• _WHAT IS REQUIRED_
Word for word, copy all the data and drop the pictures.

• _DATASET RECORDS_

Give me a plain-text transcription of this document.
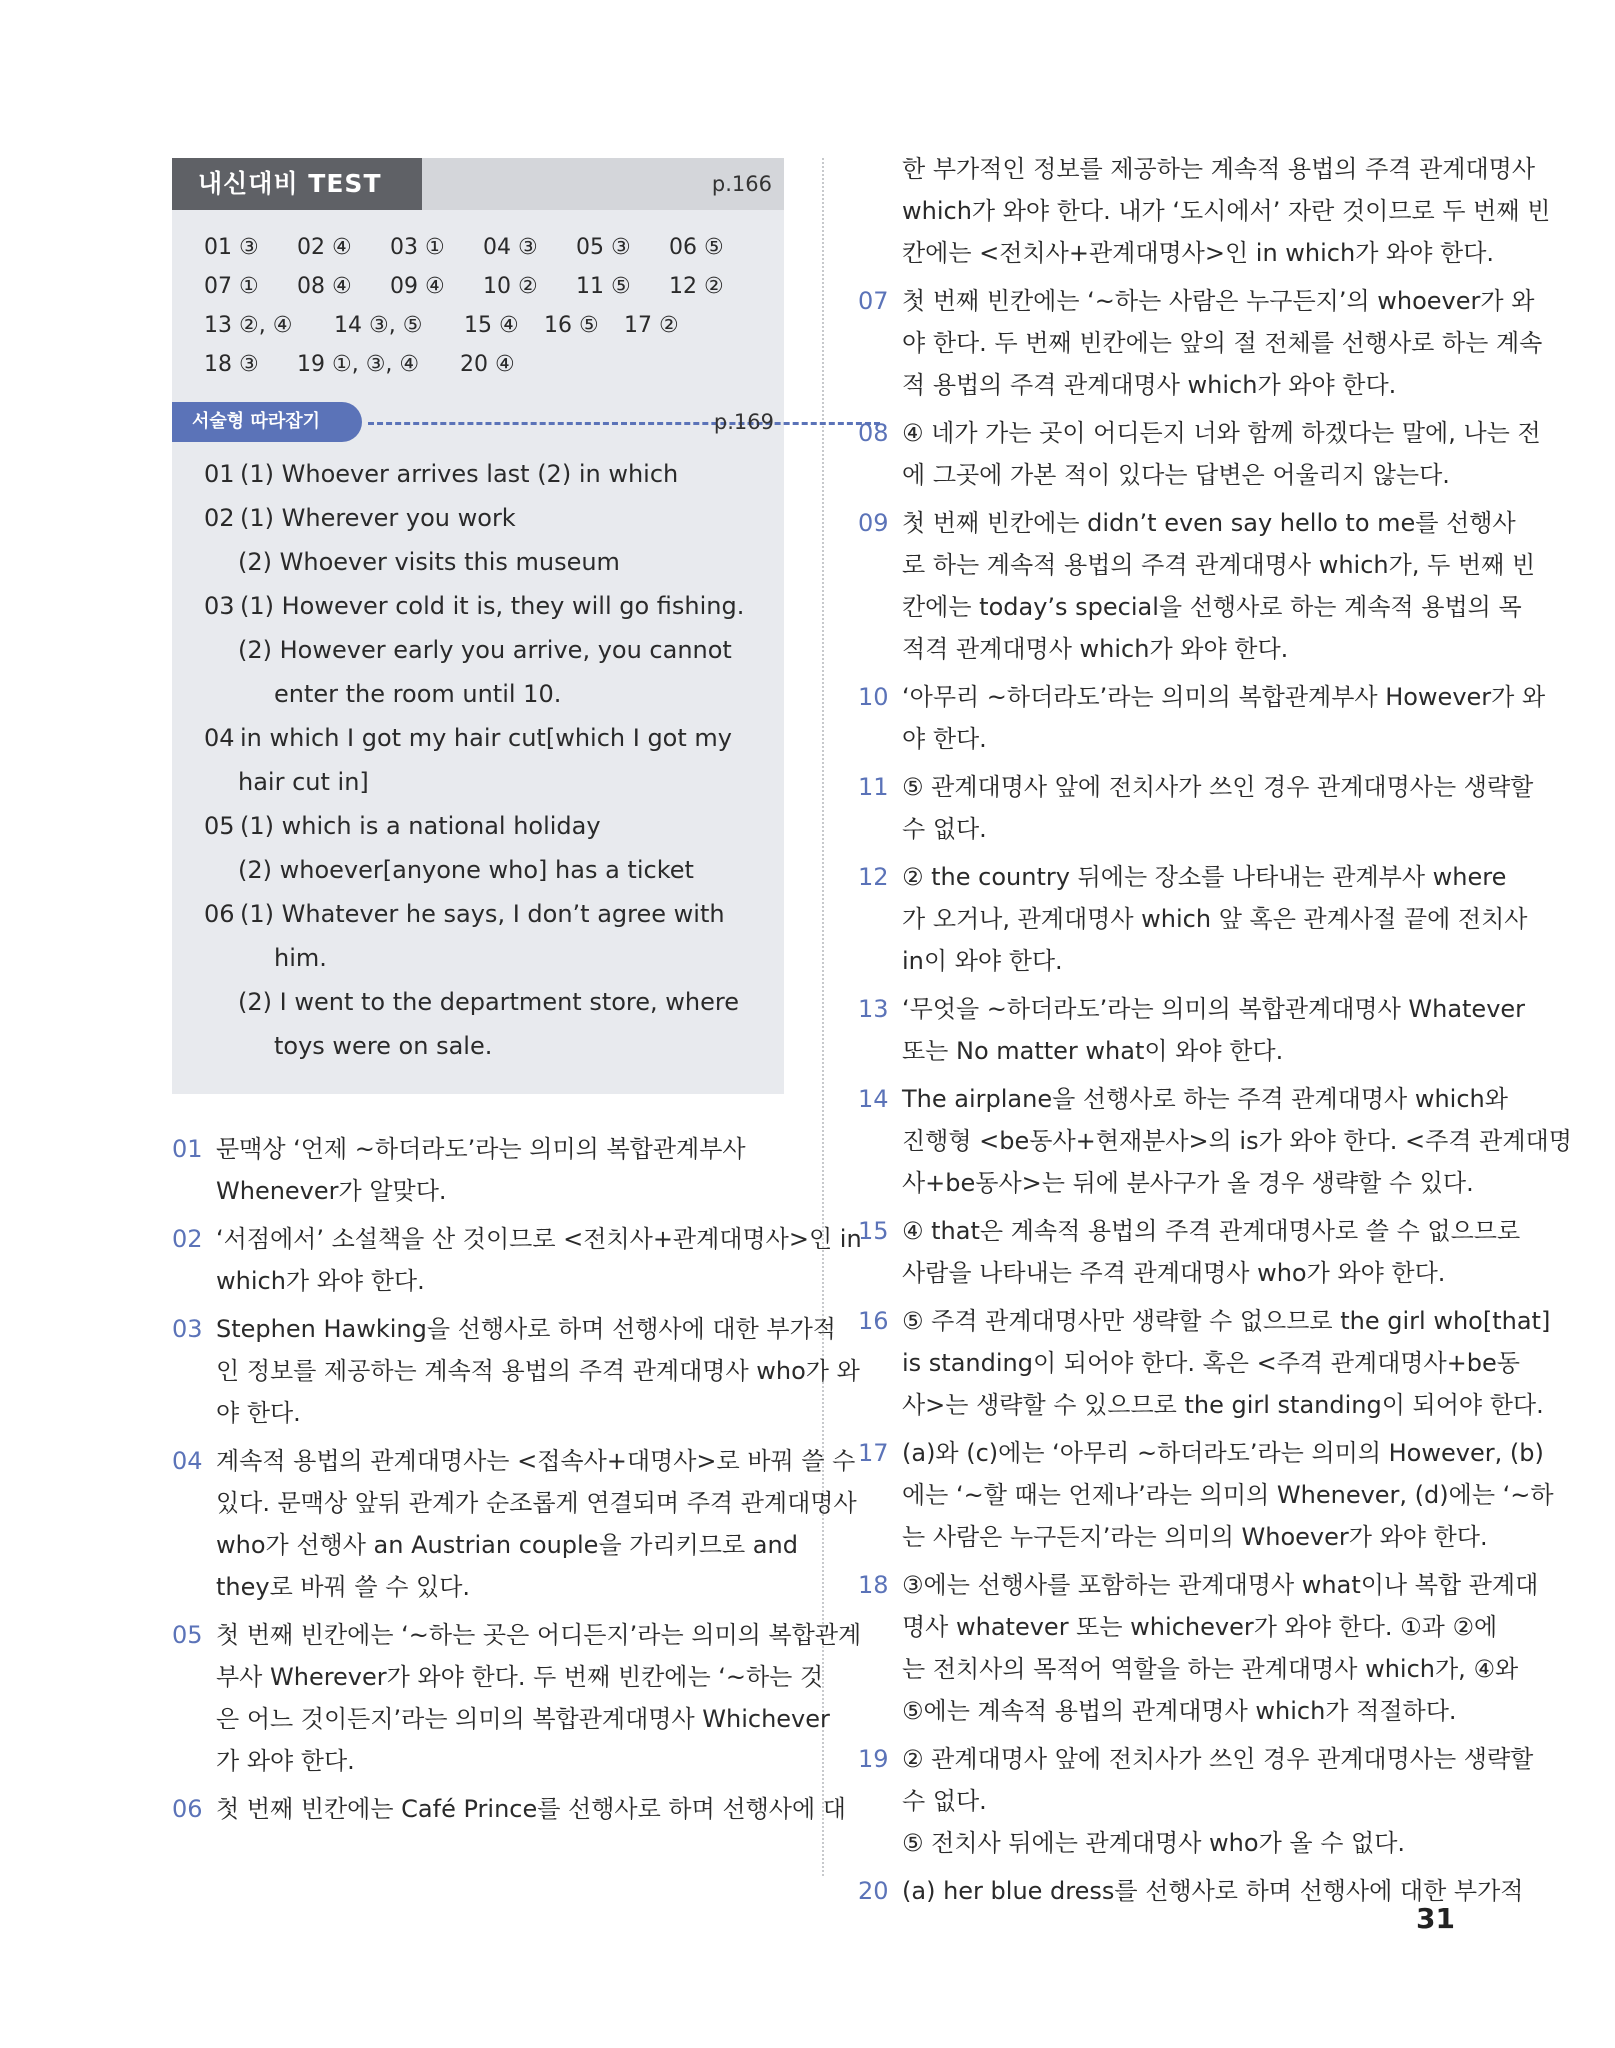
내신대비 TEST	p.166
01 ③	02 ④	03 ①	04 ③	05 ③	06 ⑤
07 ①	08 ④	09 ④	10 ②	11 ⑤	12 ②
13 ②, ④	14 ③, ⑤	15 ④	16 ⑤	17 ②
18 ③	19 ①, ③, ④	20 ④
서술형 따라잡기	p.169
01 (1) Whoever arrives last (2) in which
02 (1) Wherever you work
(2) Whoever visits this museum
03 (1) However cold it is, they will go fishing.
(2) However early you arrive, you cannot
enter the room until 10.
04 in which I got my hair cut[which I got my
hair cut in]
05 (1) which is a national holiday
(2) whoever[anyone who] has a ticket
06 (1) Whatever he says, I don’t agree with
him.
(2) I went to the department store, where
toys were on sale.
01 문맥상 ‘언제 ~하더라도’라는 의미의 복합관계부사
Whenever가 알맞다.
02 ‘서점에서’ 소설책을 산 것이므로 <전치사+관계대명사>인 in
which가 와야 한다.
03 Stephen Hawking을 선행사로 하며 선행사에 대한 부가적
인 정보를 제공하는 계속적 용법의 주격 관계대명사 who가 와
야 한다.
04 계속적 용법의 관계대명사는 <접속사+대명사>로 바꿔 쓸 수
있다. 문맥상 앞뒤 관계가 순조롭게 연결되며 주격 관계대명사
who가 선행사 an Austrian couple을 가리키므로 and
they로 바꿔 쓸 수 있다.
05 첫 번째 빈칸에는 ‘~하는 곳은 어디든지’라는 의미의 복합관계
부사 Wherever가 와야 한다. 두 번째 빈칸에는 ‘~하는 것
은 어느 것이든지’라는 의미의 복합관계대명사 Whichever
가 와야 한다.
06 첫 번째 빈칸에는 Café Prince를 선행사로 하며 선행사에 대
한 부가적인 정보를 제공하는 계속적 용법의 주격 관계대명사
which가 와야 한다. 내가 ‘도시에서’ 자란 것이므로 두 번째 빈
칸에는 <전치사+관계대명사>인 in which가 와야 한다.
07 첫 번째 빈칸에는 ‘~하는 사람은 누구든지’의 whoever가 와
야 한다. 두 번째 빈칸에는 앞의 절 전체를 선행사로 하는 계속
적 용법의 주격 관계대명사 which가 와야 한다.
08 ④ 네가 가는 곳이 어디든지 너와 함께 하겠다는 말에, 나는 전
에 그곳에 가본 적이 있다는 답변은 어울리지 않는다.
09 첫 번째 빈칸에는 didn’t even say hello to me를 선행사
로 하는 계속적 용법의 주격 관계대명사 which가, 두 번째 빈
칸에는 today’s special을 선행사로 하는 계속적 용법의 목
적격 관계대명사 which가 와야 한다.
10 ‘아무리 ~하더라도’라는 의미의 복합관계부사 However가 와
야 한다.
11 ⑤ 관계대명사 앞에 전치사가 쓰인 경우 관계대명사는 생략할
수 없다.
12 ② the country 뒤에는 장소를 나타내는 관계부사 where
가 오거나, 관계대명사 which 앞 혹은 관계사절 끝에 전치사
in이 와야 한다.
13 ‘무엇을 ~하더라도’라는 의미의 복합관계대명사 Whatever
또는 No matter what이 와야 한다.
14 The airplane을 선행사로 하는 주격 관계대명사 which와
진행형 <be동사+현재분사>의 is가 와야 한다. <주격 관계대명
사+be동사>는 뒤에 분사구가 올 경우 생략할 수 있다.
15 ④ that은 계속적 용법의 주격 관계대명사로 쓸 수 없으므로
사람을 나타내는 주격 관계대명사 who가 와야 한다.
16 ⑤ 주격 관계대명사만 생략할 수 없으므로 the girl who[that]
is standing이 되어야 한다. 혹은 <주격 관계대명사+be동
사>는 생략할 수 있으므로 the girl standing이 되어야 한다.
17 (a)와 (c)에는 ‘아무리 ~하더라도’라는 의미의 However, (b)
에는 ‘~할 때는 언제나’라는 의미의 Whenever, (d)에는 ‘~하
는 사람은 누구든지’라는 의미의 Whoever가 와야 한다.
18 ③에는 선행사를 포함하는 관계대명사 what이나 복합 관계대
명사 whatever 또는 whichever가 와야 한다. ①과 ②에
는 전치사의 목적어 역할을 하는 관계대명사 which가, ④와
⑤에는 계속적 용법의 관계대명사 which가 적절하다.
19 ② 관계대명사 앞에 전치사가 쓰인 경우 관계대명사는 생략할
수 없다.
⑤ 전치사 뒤에는 관계대명사 who가 올 수 없다.
20 (a) her blue dress를 선행사로 하며 선행사에 대한 부가적
31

• _SOLUTION TO THIS EXERCISE_
Give me a plain-text transcription of this document.
내신대비 TEST	p.166
01 ③	02 ④	03 ①	04 ③	05 ③	06 ⑤
07 ①	08 ④	09 ④	10 ②	11 ⑤	12 ②
13 ②, ④	14 ③, ⑤	15 ④	16 ⑤	17 ②
18 ③	19 ①, ③, ④	20 ④
서술형 따라잡기	p.169
01 (1) Whoever arrives last (2) in which
02 (1) Wherever you work
(2) Whoever visits this museum
03 (1) However cold it is, they will go fishing.
(2) However early you arrive, you cannot
enter the room until 10.
04 in which I got my hair cut[which I got my
hair cut in]
05 (1) which is a national holiday
(2) whoever[anyone who] has a ticket
06 (1) Whatever he says, I don’t agree with
him.
(2) I went to the department store, where
toys were on sale.
01 문맥상 ‘언제 ~하더라도’라는 의미의 복합관계부사
Whenever가 알맞다.
02 ‘서점에서’ 소설책을 산 것이므로 <전치사+관계대명사>인 in
which가 와야 한다.
03 Stephen Hawking을 선행사로 하며 선행사에 대한 부가적
인 정보를 제공하는 계속적 용법의 주격 관계대명사 who가 와
야 한다.
04 계속적 용법의 관계대명사는 <접속사+대명사>로 바꿔 쓸 수
있다. 문맥상 앞뒤 관계가 순조롭게 연결되며 주격 관계대명사
who가 선행사 an Austrian couple을 가리키므로 and
they로 바꿔 쓸 수 있다.
05 첫 번째 빈칸에는 ‘~하는 곳은 어디든지’라는 의미의 복합관계
부사 Wherever가 와야 한다. 두 번째 빈칸에는 ‘~하는 것
은 어느 것이든지’라는 의미의 복합관계대명사 Whichever
가 와야 한다.
06 첫 번째 빈칸에는 Café Prince를 선행사로 하며 선행사에 대
한 부가적인 정보를 제공하는 계속적 용법의 주격 관계대명사
which가 와야 한다. 내가 ‘도시에서’ 자란 것이므로 두 번째 빈
칸에는 <전치사+관계대명사>인 in which가 와야 한다.
07 첫 번째 빈칸에는 ‘~하는 사람은 누구든지’의 whoever가 와
야 한다. 두 번째 빈칸에는 앞의 절 전체를 선행사로 하는 계속
적 용법의 주격 관계대명사 which가 와야 한다.
08 ④ 네가 가는 곳이 어디든지 너와 함께 하겠다는 말에, 나는 전
에 그곳에 가본 적이 있다는 답변은 어울리지 않는다.
09 첫 번째 빈칸에는 didn’t even say hello to me를 선행사
로 하는 계속적 용법의 주격 관계대명사 which가, 두 번째 빈
칸에는 today’s special을 선행사로 하는 계속적 용법의 목
적격 관계대명사 which가 와야 한다.
10 ‘아무리 ~하더라도’라는 의미의 복합관계부사 However가 와
야 한다.
11 ⑤ 관계대명사 앞에 전치사가 쓰인 경우 관계대명사는 생략할
수 없다.
12 ② the country 뒤에는 장소를 나타내는 관계부사 where
가 오거나, 관계대명사 which 앞 혹은 관계사절 끝에 전치사
in이 와야 한다.
13 ‘무엇을 ~하더라도’라는 의미의 복합관계대명사 Whatever
또는 No matter what이 와야 한다.
14 The airplane을 선행사로 하는 주격 관계대명사 which와
진행형 <be동사+현재분사>의 is가 와야 한다. <주격 관계대명
사+be동사>는 뒤에 분사구가 올 경우 생략할 수 있다.
15 ④ that은 계속적 용법의 주격 관계대명사로 쓸 수 없으므로
사람을 나타내는 주격 관계대명사 who가 와야 한다.
16 ⑤ 주격 관계대명사만 생략할 수 없으므로 the girl who[that]
is standing이 되어야 한다. 혹은 <주격 관계대명사+be동
사>는 생략할 수 있으므로 the girl standing이 되어야 한다.
17 (a)와 (c)에는 ‘아무리 ~하더라도’라는 의미의 However, (b)
에는 ‘~할 때는 언제나’라는 의미의 Whenever, (d)에는 ‘~하
는 사람은 누구든지’라는 의미의 Whoever가 와야 한다.
18 ③에는 선행사를 포함하는 관계대명사 what이나 복합 관계대
명사 whatever 또는 whichever가 와야 한다. ①과 ②에
는 전치사의 목적어 역할을 하는 관계대명사 which가, ④와
⑤에는 계속적 용법의 관계대명사 which가 적절하다.
19 ② 관계대명사 앞에 전치사가 쓰인 경우 관계대명사는 생략할
수 없다.
⑤ 전치사 뒤에는 관계대명사 who가 올 수 없다.
20 (a) her blue dress를 선행사로 하며 선행사에 대한 부가적
31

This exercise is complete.